• Aim of the exercise
Write out the material exactly. Do not include the pictures.

• Entries supplied
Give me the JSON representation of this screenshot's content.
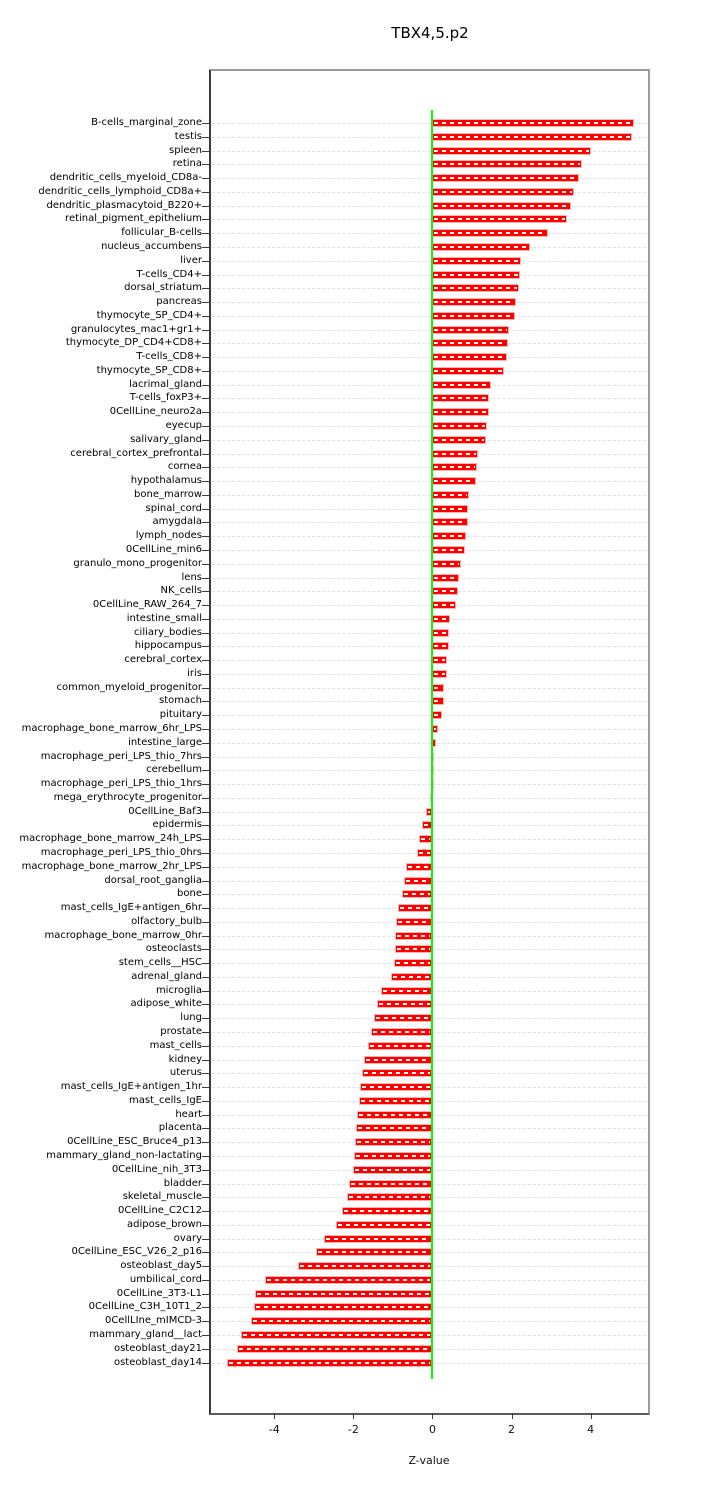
{
  "title": "TBX4,5.p2",
  "chart_data": {
    "type": "bar",
    "orientation": "horizontal",
    "title": "TBX4,5.p2",
    "xlabel": "Z-value",
    "xlim": [
      -5.6,
      5.45
    ],
    "xticks": [
      -4,
      -2,
      0,
      2,
      4
    ],
    "grid": true,
    "legend": "none",
    "bar_color": "#ff0000",
    "zero_line_color": "#00ff00",
    "grid_color": "#e1e1e1",
    "categories": [
      "B-cells_marginal_zone",
      "testis",
      "spleen",
      "retina",
      "dendritic_cells_myeloid_CD8a-",
      "dendritic_cells_lymphoid_CD8a+",
      "dendritic_plasmacytoid_B220+",
      "retinal_pigment_epithelium",
      "follicular_B-cells",
      "nucleus_accumbens",
      "liver",
      "T-cells_CD4+",
      "dorsal_striatum",
      "pancreas",
      "thymocyte_SP_CD4+",
      "granulocytes_mac1+gr1+",
      "thymocyte_DP_CD4+CD8+",
      "T-cells_CD8+",
      "thymocyte_SP_CD8+",
      "lacrimal_gland",
      "T-cells_foxP3+",
      "0CellLine_neuro2a",
      "eyecup",
      "salivary_gland",
      "cerebral_cortex_prefrontal",
      "cornea",
      "hypothalamus",
      "bone_marrow",
      "spinal_cord",
      "amygdala",
      "lymph_nodes",
      "0CellLine_min6",
      "granulo_mono_progenitor",
      "lens",
      "NK_cells",
      "0CellLine_RAW_264_7",
      "intestine_small",
      "ciliary_bodies",
      "hippocampus",
      "cerebral_cortex",
      "iris",
      "common_myeloid_progenitor",
      "stomach",
      "pituitary",
      "macrophage_bone_marrow_6hr_LPS",
      "intestine_large",
      "macrophage_peri_LPS_thio_7hrs",
      "cerebellum",
      "macrophage_peri_LPS_thio_1hrs",
      "mega_erythrocyte_progenitor",
      "0CellLine_Baf3",
      "epidermis",
      "macrophage_bone_marrow_24h_LPS",
      "macrophage_peri_LPS_thio_0hrs",
      "macrophage_bone_marrow_2hr_LPS",
      "dorsal_root_ganglia",
      "bone",
      "mast_cells_IgE+antigen_6hr",
      "olfactory_bulb",
      "macrophage_bone_marrow_0hr",
      "osteoclasts",
      "stem_cells__HSC",
      "adrenal_gland",
      "microglia",
      "adipose_white",
      "lung",
      "prostate",
      "mast_cells",
      "kidney",
      "uterus",
      "mast_cells_IgE+antigen_1hr",
      "mast_cells_IgE",
      "heart",
      "placenta",
      "0CellLine_ESC_Bruce4_p13",
      "mammary_gland_non-lactating",
      "0CellLine_nih_3T3",
      "bladder",
      "skeletal_muscle",
      "0CellLine_C2C12",
      "adipose_brown",
      "ovary",
      "0CellLine_ESC_V26_2_p16",
      "osteoblast_day5",
      "umbilical_cord",
      "0CellLine_3T3-L1",
      "0CellLine_C3H_10T1_2",
      "0CellLIne_mIMCD-3",
      "mammary_gland__lact",
      "osteoblast_day21",
      "osteoblast_day14"
    ],
    "values": [
      5.1,
      5.05,
      4.0,
      3.77,
      3.71,
      3.59,
      3.51,
      3.39,
      2.91,
      2.47,
      2.24,
      2.22,
      2.18,
      2.11,
      2.09,
      1.94,
      1.92,
      1.88,
      1.81,
      1.47,
      1.43,
      1.42,
      1.39,
      1.36,
      1.14,
      1.12,
      1.1,
      0.92,
      0.91,
      0.9,
      0.86,
      0.83,
      0.72,
      0.68,
      0.65,
      0.6,
      0.45,
      0.43,
      0.41,
      0.38,
      0.36,
      0.3,
      0.28,
      0.24,
      0.14,
      0.09,
      0.04,
      0.02,
      0.01,
      -0.07,
      -0.16,
      -0.27,
      -0.33,
      -0.38,
      -0.66,
      -0.71,
      -0.76,
      -0.86,
      -0.93,
      -0.94,
      -0.96,
      -0.98,
      -1.04,
      -1.3,
      -1.39,
      -1.47,
      -1.56,
      -1.62,
      -1.72,
      -1.79,
      -1.82,
      -1.87,
      -1.91,
      -1.93,
      -1.96,
      -1.98,
      -2.0,
      -2.12,
      -2.16,
      -2.3,
      -2.43,
      -2.75,
      -2.94,
      -3.41,
      -4.23,
      -4.5,
      -4.51,
      -4.58,
      -4.84,
      -4.94,
      -5.19
    ]
  }
}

• Task result
Give me the JSON representation of this screenshot's content.
{
  "title": "TBX4,5.p2",
  "chart_data": {
    "type": "bar",
    "orientation": "horizontal",
    "title": "TBX4,5.p2",
    "xlabel": "Z-value",
    "xlim": [
      -5.6,
      5.45
    ],
    "xticks": [
      -4,
      -2,
      0,
      2,
      4
    ],
    "grid": true,
    "legend": "none",
    "bar_color": "#ff0000",
    "zero_line_color": "#00ff00",
    "grid_color": "#e1e1e1",
    "categories": [
      "B-cells_marginal_zone",
      "testis",
      "spleen",
      "retina",
      "dendritic_cells_myeloid_CD8a-",
      "dendritic_cells_lymphoid_CD8a+",
      "dendritic_plasmacytoid_B220+",
      "retinal_pigment_epithelium",
      "follicular_B-cells",
      "nucleus_accumbens",
      "liver",
      "T-cells_CD4+",
      "dorsal_striatum",
      "pancreas",
      "thymocyte_SP_CD4+",
      "granulocytes_mac1+gr1+",
      "thymocyte_DP_CD4+CD8+",
      "T-cells_CD8+",
      "thymocyte_SP_CD8+",
      "lacrimal_gland",
      "T-cells_foxP3+",
      "0CellLine_neuro2a",
      "eyecup",
      "salivary_gland",
      "cerebral_cortex_prefrontal",
      "cornea",
      "hypothalamus",
      "bone_marrow",
      "spinal_cord",
      "amygdala",
      "lymph_nodes",
      "0CellLine_min6",
      "granulo_mono_progenitor",
      "lens",
      "NK_cells",
      "0CellLine_RAW_264_7",
      "intestine_small",
      "ciliary_bodies",
      "hippocampus",
      "cerebral_cortex",
      "iris",
      "common_myeloid_progenitor",
      "stomach",
      "pituitary",
      "macrophage_bone_marrow_6hr_LPS",
      "intestine_large",
      "macrophage_peri_LPS_thio_7hrs",
      "cerebellum",
      "macrophage_peri_LPS_thio_1hrs",
      "mega_erythrocyte_progenitor",
      "0CellLine_Baf3",
      "epidermis",
      "macrophage_bone_marrow_24h_LPS",
      "macrophage_peri_LPS_thio_0hrs",
      "macrophage_bone_marrow_2hr_LPS",
      "dorsal_root_ganglia",
      "bone",
      "mast_cells_IgE+antigen_6hr",
      "olfactory_bulb",
      "macrophage_bone_marrow_0hr",
      "osteoclasts",
      "stem_cells__HSC",
      "adrenal_gland",
      "microglia",
      "adipose_white",
      "lung",
      "prostate",
      "mast_cells",
      "kidney",
      "uterus",
      "mast_cells_IgE+antigen_1hr",
      "mast_cells_IgE",
      "heart",
      "placenta",
      "0CellLine_ESC_Bruce4_p13",
      "mammary_gland_non-lactating",
      "0CellLine_nih_3T3",
      "bladder",
      "skeletal_muscle",
      "0CellLine_C2C12",
      "adipose_brown",
      "ovary",
      "0CellLine_ESC_V26_2_p16",
      "osteoblast_day5",
      "umbilical_cord",
      "0CellLine_3T3-L1",
      "0CellLine_C3H_10T1_2",
      "0CellLIne_mIMCD-3",
      "mammary_gland__lact",
      "osteoblast_day21",
      "osteoblast_day14"
    ],
    "values": [
      5.1,
      5.05,
      4.0,
      3.77,
      3.71,
      3.59,
      3.51,
      3.39,
      2.91,
      2.47,
      2.24,
      2.22,
      2.18,
      2.11,
      2.09,
      1.94,
      1.92,
      1.88,
      1.81,
      1.47,
      1.43,
      1.42,
      1.39,
      1.36,
      1.14,
      1.12,
      1.1,
      0.92,
      0.91,
      0.9,
      0.86,
      0.83,
      0.72,
      0.68,
      0.65,
      0.6,
      0.45,
      0.43,
      0.41,
      0.38,
      0.36,
      0.3,
      0.28,
      0.24,
      0.14,
      0.09,
      0.04,
      0.02,
      0.01,
      -0.07,
      -0.16,
      -0.27,
      -0.33,
      -0.38,
      -0.66,
      -0.71,
      -0.76,
      -0.86,
      -0.93,
      -0.94,
      -0.96,
      -0.98,
      -1.04,
      -1.3,
      -1.39,
      -1.47,
      -1.56,
      -1.62,
      -1.72,
      -1.79,
      -1.82,
      -1.87,
      -1.91,
      -1.93,
      -1.96,
      -1.98,
      -2.0,
      -2.12,
      -2.16,
      -2.3,
      -2.43,
      -2.75,
      -2.94,
      -3.41,
      -4.23,
      -4.5,
      -4.51,
      -4.58,
      -4.84,
      -4.94,
      -5.19
    ]
  }
}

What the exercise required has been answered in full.